■ The task:
Pull each line holding the word "marker" from the data.
================
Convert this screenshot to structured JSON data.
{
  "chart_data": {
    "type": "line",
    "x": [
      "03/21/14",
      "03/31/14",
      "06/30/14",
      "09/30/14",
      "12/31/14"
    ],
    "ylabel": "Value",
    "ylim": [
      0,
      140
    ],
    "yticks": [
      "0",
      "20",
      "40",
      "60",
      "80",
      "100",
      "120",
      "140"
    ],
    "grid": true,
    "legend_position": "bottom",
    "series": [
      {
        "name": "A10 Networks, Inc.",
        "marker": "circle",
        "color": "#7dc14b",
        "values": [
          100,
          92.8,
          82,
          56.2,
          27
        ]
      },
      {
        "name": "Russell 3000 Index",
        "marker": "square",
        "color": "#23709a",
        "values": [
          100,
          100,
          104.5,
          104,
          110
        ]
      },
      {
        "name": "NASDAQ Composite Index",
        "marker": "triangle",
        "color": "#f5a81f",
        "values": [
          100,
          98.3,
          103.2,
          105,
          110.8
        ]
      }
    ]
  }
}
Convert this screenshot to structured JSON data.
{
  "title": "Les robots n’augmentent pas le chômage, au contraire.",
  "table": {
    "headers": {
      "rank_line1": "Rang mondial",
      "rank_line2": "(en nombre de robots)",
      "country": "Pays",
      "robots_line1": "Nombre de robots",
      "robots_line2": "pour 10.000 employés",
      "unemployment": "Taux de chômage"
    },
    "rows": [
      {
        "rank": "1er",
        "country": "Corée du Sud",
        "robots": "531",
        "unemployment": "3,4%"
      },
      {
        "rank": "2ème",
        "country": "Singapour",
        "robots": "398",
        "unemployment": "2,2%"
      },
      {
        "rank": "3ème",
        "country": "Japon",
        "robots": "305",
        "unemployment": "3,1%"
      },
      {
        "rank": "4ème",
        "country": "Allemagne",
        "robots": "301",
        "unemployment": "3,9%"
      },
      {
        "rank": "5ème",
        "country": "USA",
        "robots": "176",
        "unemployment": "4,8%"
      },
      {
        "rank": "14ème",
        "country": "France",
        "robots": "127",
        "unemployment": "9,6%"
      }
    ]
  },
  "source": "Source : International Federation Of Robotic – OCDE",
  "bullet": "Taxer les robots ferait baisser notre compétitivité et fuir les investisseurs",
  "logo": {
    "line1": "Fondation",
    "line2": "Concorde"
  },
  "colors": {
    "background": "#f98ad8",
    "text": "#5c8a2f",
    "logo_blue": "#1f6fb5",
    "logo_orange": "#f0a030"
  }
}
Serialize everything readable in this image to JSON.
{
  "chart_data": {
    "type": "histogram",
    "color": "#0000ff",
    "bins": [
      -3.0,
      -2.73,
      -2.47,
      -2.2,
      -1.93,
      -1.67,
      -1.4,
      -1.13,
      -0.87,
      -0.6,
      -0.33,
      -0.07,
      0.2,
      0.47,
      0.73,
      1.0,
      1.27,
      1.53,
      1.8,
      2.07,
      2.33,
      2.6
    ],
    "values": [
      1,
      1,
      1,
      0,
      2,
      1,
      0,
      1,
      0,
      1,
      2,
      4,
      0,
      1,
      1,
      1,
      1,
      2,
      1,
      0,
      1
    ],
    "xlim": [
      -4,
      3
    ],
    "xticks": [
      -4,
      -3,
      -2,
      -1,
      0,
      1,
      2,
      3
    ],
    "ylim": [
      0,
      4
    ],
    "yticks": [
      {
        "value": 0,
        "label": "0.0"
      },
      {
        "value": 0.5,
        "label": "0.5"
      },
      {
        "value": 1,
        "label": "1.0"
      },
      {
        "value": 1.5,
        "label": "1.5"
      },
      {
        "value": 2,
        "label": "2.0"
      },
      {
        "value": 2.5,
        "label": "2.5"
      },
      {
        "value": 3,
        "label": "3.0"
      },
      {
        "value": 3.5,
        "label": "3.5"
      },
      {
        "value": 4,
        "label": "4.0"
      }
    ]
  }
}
================
■ The reply:
        "marker": "circle",
        "marker": "square",
        "marker": "triangle",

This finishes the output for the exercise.